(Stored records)

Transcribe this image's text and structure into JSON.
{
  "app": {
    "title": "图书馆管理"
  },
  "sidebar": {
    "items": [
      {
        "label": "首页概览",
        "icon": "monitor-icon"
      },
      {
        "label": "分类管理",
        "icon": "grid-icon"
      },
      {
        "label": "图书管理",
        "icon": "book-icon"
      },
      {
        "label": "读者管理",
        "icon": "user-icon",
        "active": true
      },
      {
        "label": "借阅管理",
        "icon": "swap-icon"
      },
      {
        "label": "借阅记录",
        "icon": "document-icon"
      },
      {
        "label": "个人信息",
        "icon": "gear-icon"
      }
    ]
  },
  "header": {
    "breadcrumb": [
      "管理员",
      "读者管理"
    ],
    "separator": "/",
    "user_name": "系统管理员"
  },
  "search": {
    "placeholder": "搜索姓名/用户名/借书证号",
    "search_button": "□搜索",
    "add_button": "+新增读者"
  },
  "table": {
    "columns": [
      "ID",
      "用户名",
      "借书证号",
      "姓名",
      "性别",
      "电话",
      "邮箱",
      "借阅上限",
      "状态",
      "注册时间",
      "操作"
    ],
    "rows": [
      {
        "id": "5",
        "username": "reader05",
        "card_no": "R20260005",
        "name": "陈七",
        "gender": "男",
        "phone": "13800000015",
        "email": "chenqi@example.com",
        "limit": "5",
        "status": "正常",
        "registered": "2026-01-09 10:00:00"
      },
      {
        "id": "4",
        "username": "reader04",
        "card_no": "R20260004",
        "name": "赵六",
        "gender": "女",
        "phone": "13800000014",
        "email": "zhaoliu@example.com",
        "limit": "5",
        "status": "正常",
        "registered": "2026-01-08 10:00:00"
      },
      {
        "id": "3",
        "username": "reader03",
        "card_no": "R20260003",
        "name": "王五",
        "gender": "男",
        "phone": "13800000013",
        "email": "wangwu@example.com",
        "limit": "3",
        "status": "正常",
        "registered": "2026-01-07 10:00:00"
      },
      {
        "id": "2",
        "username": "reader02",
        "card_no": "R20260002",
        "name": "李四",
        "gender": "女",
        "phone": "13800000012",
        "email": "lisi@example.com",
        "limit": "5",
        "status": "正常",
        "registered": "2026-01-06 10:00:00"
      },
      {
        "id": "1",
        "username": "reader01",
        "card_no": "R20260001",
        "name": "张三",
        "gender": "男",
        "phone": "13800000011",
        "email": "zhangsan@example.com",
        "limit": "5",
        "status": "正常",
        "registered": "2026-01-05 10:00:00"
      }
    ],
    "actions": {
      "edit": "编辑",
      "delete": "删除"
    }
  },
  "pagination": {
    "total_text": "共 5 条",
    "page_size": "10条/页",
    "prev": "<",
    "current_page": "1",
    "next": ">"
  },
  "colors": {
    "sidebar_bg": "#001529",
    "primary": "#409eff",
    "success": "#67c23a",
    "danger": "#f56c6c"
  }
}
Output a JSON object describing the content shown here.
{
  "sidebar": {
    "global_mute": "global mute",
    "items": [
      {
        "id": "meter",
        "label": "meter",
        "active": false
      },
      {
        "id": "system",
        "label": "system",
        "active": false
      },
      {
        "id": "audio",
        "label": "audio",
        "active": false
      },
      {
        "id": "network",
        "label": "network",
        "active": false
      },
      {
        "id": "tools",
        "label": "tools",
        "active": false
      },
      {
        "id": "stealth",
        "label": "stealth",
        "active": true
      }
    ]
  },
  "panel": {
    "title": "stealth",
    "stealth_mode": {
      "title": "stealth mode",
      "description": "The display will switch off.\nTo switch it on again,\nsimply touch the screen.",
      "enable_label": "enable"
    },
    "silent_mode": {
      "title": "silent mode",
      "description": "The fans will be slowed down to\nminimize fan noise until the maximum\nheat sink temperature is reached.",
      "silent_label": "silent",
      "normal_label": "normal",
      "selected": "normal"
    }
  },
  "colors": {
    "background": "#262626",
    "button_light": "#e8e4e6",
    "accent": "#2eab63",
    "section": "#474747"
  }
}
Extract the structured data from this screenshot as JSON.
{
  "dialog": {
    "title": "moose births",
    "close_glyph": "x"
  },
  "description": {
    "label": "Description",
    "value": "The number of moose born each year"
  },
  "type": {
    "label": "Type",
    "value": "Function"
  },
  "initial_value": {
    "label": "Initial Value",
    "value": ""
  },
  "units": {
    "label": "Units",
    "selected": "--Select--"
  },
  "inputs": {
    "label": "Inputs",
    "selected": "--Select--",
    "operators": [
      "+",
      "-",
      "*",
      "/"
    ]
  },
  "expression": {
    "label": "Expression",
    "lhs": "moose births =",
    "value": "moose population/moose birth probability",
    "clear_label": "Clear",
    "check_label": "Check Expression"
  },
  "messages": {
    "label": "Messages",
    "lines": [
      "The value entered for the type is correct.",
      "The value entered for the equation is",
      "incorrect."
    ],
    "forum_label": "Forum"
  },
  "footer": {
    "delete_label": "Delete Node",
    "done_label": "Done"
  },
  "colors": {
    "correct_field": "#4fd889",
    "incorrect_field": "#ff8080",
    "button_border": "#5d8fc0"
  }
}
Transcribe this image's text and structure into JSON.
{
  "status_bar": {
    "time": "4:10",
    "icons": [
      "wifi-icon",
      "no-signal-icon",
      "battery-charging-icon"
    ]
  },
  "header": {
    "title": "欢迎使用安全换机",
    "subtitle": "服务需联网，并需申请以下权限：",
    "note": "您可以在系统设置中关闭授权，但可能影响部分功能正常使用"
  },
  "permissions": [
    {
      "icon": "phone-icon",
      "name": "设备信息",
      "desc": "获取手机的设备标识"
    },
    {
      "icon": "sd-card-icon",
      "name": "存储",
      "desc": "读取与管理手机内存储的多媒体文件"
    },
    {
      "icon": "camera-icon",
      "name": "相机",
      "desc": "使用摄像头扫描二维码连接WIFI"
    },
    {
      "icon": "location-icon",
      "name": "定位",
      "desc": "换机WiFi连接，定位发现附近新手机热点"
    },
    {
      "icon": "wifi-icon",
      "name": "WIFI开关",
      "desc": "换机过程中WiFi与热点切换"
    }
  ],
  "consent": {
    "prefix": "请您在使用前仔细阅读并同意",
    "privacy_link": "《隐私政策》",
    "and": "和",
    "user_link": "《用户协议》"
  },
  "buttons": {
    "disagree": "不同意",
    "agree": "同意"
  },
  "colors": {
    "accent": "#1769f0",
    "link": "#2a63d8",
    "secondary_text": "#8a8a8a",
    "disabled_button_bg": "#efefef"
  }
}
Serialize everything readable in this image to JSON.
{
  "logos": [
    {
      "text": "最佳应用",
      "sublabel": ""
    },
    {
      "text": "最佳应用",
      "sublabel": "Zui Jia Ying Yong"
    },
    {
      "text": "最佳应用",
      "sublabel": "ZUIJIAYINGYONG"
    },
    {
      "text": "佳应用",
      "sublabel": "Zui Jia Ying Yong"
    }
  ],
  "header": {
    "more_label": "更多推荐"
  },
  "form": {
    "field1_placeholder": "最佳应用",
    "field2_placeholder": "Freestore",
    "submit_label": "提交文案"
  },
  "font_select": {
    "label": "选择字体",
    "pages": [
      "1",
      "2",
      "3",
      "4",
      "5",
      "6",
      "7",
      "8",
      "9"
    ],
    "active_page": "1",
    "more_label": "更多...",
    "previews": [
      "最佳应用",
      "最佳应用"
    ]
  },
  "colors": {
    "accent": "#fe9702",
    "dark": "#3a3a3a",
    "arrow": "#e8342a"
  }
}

INSTRUCTION =>
Tally up the lines holding the string "accent" in this listing, and report the total alone.

COMPLETED EXERCISE =>
3